■ **Material for this task**
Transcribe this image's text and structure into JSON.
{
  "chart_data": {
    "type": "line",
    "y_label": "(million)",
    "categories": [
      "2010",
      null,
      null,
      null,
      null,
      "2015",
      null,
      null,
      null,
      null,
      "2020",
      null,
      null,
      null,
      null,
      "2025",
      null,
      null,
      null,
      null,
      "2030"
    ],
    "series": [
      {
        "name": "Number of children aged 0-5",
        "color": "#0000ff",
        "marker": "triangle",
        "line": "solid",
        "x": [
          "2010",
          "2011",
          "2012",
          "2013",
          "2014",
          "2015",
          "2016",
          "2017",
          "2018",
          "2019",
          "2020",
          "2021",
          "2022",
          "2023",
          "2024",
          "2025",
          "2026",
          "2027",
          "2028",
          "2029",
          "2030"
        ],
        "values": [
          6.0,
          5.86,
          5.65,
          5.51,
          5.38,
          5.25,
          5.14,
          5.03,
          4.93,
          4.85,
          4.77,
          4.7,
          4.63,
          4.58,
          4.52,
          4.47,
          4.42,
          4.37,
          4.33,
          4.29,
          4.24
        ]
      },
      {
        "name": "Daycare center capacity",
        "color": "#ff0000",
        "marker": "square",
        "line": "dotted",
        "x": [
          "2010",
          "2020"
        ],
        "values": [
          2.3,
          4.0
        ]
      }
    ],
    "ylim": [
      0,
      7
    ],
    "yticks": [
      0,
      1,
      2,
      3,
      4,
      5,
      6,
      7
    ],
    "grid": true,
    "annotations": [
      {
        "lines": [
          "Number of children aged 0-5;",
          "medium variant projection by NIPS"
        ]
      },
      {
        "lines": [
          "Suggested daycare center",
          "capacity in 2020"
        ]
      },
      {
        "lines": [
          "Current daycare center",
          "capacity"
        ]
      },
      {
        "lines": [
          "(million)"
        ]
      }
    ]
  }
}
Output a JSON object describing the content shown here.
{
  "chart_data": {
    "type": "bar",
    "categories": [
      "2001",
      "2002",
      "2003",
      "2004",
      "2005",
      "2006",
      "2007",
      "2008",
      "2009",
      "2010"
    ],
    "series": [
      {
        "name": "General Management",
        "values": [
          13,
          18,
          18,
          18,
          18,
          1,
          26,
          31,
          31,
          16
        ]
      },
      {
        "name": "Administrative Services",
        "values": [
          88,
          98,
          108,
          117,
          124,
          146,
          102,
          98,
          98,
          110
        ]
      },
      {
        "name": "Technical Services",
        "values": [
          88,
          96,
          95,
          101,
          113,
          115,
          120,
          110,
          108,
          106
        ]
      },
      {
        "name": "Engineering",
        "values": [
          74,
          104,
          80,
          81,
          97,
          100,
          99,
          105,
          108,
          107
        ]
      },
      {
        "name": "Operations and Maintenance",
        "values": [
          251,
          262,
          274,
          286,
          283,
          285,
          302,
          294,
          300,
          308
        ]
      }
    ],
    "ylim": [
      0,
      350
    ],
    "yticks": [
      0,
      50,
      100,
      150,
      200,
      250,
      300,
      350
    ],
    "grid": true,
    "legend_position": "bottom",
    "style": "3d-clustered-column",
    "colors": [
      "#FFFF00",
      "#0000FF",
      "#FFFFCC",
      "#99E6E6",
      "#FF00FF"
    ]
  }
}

■ **What needs to be done**
Retype the records above exactly.

■ **Full solution**
Transcribe this image's text and structure into JSON.
{
  "chart_data": {
    "type": "line",
    "y_label": "(million)",
    "categories": [
      "2010",
      null,
      null,
      null,
      null,
      "2015",
      null,
      null,
      null,
      null,
      "2020",
      null,
      null,
      null,
      null,
      "2025",
      null,
      null,
      null,
      null,
      "2030"
    ],
    "series": [
      {
        "name": "Number of children aged 0-5",
        "color": "#0000ff",
        "marker": "triangle",
        "line": "solid",
        "x": [
          "2010",
          "2011",
          "2012",
          "2013",
          "2014",
          "2015",
          "2016",
          "2017",
          "2018",
          "2019",
          "2020",
          "2021",
          "2022",
          "2023",
          "2024",
          "2025",
          "2026",
          "2027",
          "2028",
          "2029",
          "2030"
        ],
        "values": [
          6.0,
          5.86,
          5.65,
          5.51,
          5.38,
          5.25,
          5.14,
          5.03,
          4.93,
          4.85,
          4.77,
          4.7,
          4.63,
          4.58,
          4.52,
          4.47,
          4.42,
          4.37,
          4.33,
          4.29,
          4.24
        ]
      },
      {
        "name": "Daycare center capacity",
        "color": "#ff0000",
        "marker": "square",
        "line": "dotted",
        "x": [
          "2010",
          "2020"
        ],
        "values": [
          2.3,
          4.0
        ]
      }
    ],
    "ylim": [
      0,
      7
    ],
    "yticks": [
      0,
      1,
      2,
      3,
      4,
      5,
      6,
      7
    ],
    "grid": true,
    "annotations": [
      {
        "lines": [
          "Number of children aged 0-5;",
          "medium variant projection by NIPS"
        ]
      },
      {
        "lines": [
          "Suggested daycare center",
          "capacity in 2020"
        ]
      },
      {
        "lines": [
          "Current daycare center",
          "capacity"
        ]
      },
      {
        "lines": [
          "(million)"
        ]
      }
    ]
  }
}
Output a JSON object describing the content shown here.
{
  "chart_data": {
    "type": "bar",
    "categories": [
      "2001",
      "2002",
      "2003",
      "2004",
      "2005",
      "2006",
      "2007",
      "2008",
      "2009",
      "2010"
    ],
    "series": [
      {
        "name": "General Management",
        "values": [
          13,
          18,
          18,
          18,
          18,
          1,
          26,
          31,
          31,
          16
        ]
      },
      {
        "name": "Administrative Services",
        "values": [
          88,
          98,
          108,
          117,
          124,
          146,
          102,
          98,
          98,
          110
        ]
      },
      {
        "name": "Technical Services",
        "values": [
          88,
          96,
          95,
          101,
          113,
          115,
          120,
          110,
          108,
          106
        ]
      },
      {
        "name": "Engineering",
        "values": [
          74,
          104,
          80,
          81,
          97,
          100,
          99,
          105,
          108,
          107
        ]
      },
      {
        "name": "Operations and Maintenance",
        "values": [
          251,
          262,
          274,
          286,
          283,
          285,
          302,
          294,
          300,
          308
        ]
      }
    ],
    "ylim": [
      0,
      350
    ],
    "yticks": [
      0,
      50,
      100,
      150,
      200,
      250,
      300,
      350
    ],
    "grid": true,
    "legend_position": "bottom",
    "style": "3d-clustered-column",
    "colors": [
      "#FFFF00",
      "#0000FF",
      "#FFFFCC",
      "#99E6E6",
      "#FF00FF"
    ]
  }
}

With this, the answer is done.